*** PROVIDED RECORDS ***

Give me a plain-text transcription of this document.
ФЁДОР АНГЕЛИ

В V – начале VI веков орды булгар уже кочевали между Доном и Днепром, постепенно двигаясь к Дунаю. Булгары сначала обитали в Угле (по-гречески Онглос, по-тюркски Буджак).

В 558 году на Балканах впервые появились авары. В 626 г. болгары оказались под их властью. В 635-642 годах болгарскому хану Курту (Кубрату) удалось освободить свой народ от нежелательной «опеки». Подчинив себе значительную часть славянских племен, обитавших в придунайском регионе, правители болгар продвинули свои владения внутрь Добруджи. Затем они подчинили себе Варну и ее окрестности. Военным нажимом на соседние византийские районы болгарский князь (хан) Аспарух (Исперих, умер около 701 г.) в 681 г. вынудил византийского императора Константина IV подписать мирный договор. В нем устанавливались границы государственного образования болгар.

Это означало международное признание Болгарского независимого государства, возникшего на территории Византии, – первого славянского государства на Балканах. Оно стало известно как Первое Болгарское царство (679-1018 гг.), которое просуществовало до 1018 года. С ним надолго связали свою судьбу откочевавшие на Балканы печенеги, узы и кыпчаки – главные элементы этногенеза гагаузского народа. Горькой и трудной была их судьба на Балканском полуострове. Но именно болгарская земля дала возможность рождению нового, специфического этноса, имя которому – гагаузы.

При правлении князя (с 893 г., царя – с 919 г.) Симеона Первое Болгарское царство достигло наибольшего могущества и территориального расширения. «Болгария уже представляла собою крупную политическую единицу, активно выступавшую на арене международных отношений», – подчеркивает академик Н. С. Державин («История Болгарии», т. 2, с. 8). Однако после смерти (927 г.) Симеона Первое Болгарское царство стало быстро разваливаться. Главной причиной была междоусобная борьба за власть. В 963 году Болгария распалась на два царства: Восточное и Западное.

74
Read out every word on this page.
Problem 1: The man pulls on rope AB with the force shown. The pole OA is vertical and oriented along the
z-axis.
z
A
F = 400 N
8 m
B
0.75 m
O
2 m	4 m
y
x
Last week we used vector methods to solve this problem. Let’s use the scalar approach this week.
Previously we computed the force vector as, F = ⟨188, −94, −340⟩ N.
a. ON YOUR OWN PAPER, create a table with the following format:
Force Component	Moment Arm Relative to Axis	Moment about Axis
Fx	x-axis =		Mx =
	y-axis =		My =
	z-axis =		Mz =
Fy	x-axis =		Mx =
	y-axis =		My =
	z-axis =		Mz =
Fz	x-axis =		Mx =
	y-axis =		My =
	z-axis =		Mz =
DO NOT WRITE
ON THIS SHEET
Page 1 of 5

***

• TASK TO COMPLETE
Write the data from above out again, exactly.

• FINISHED TASK
Give me a plain-text transcription of this document.
ФЁДОР АНГЕЛИ

В V – начале VI веков орды булгар уже кочевали между Доном и Днепром, постепенно двигаясь к Дунаю. Булгары сначала обитали в Угле (по-гречески Онглос, по-тюркски Буджак).

В 558 году на Балканах впервые появились авары. В 626 г. болгары оказались под их властью. В 635-642 годах болгарскому хану Курту (Кубрату) удалось освободить свой народ от нежелательной «опеки». Подчинив себе значительную часть славянских племен, обитавших в придунайском регионе, правители болгар продвинули свои владения внутрь Добруджи. Затем они подчинили себе Варну и ее окрестности. Военным нажимом на соседние византийские районы болгарский князь (хан) Аспарух (Исперих, умер около 701 г.) в 681 г. вынудил византийского императора Константина IV подписать мирный договор. В нем устанавливались границы государственного образования болгар.

Это означало международное признание Болгарского независимого государства, возникшего на территории Византии, – первого славянского государства на Балканах. Оно стало известно как Первое Болгарское царство (679-1018 гг.), которое просуществовало до 1018 года. С ним надолго связали свою судьбу откочевавшие на Балканы печенеги, узы и кыпчаки – главные элементы этногенеза гагаузского народа. Горькой и трудной была их судьба на Балканском полуострове. Но именно болгарская земля дала возможность рождению нового, специфического этноса, имя которому – гагаузы.

При правлении князя (с 893 г., царя – с 919 г.) Симеона Первое Болгарское царство достигло наибольшего могущества и территориального расширения. «Болгария уже представляла собою крупную политическую единицу, активно выступавшую на арене международных отношений», – подчеркивает академик Н. С. Державин («История Болгарии», т. 2, с. 8). Однако после смерти (927 г.) Симеона Первое Болгарское царство стало быстро разваливаться. Главной причиной была междоусобная борьба за власть. В 963 году Болгария распалась на два царства: Восточное и Западное.

74
Read out every word on this page.
Problem 1: The man pulls on rope AB with the force shown. The pole OA is vertical and oriented along the
z-axis.
z
A
F = 400 N
8 m
B
0.75 m
O
2 m	4 m
y
x
Last week we used vector methods to solve this problem. Let’s use the scalar approach this week.
Previously we computed the force vector as, F = ⟨188, −94, −340⟩ N.
a. ON YOUR OWN PAPER, create a table with the following format:
Force Component	Moment Arm Relative to Axis	Moment about Axis
Fx	x-axis =		Mx =
	y-axis =		My =
	z-axis =		Mz =
Fy	x-axis =		Mx =
	y-axis =		My =
	z-axis =		Mz =
Fz	x-axis =		Mx =
	y-axis =		My =
	z-axis =		Mz =
DO NOT WRITE
ON THIS SHEET
Page 1 of 5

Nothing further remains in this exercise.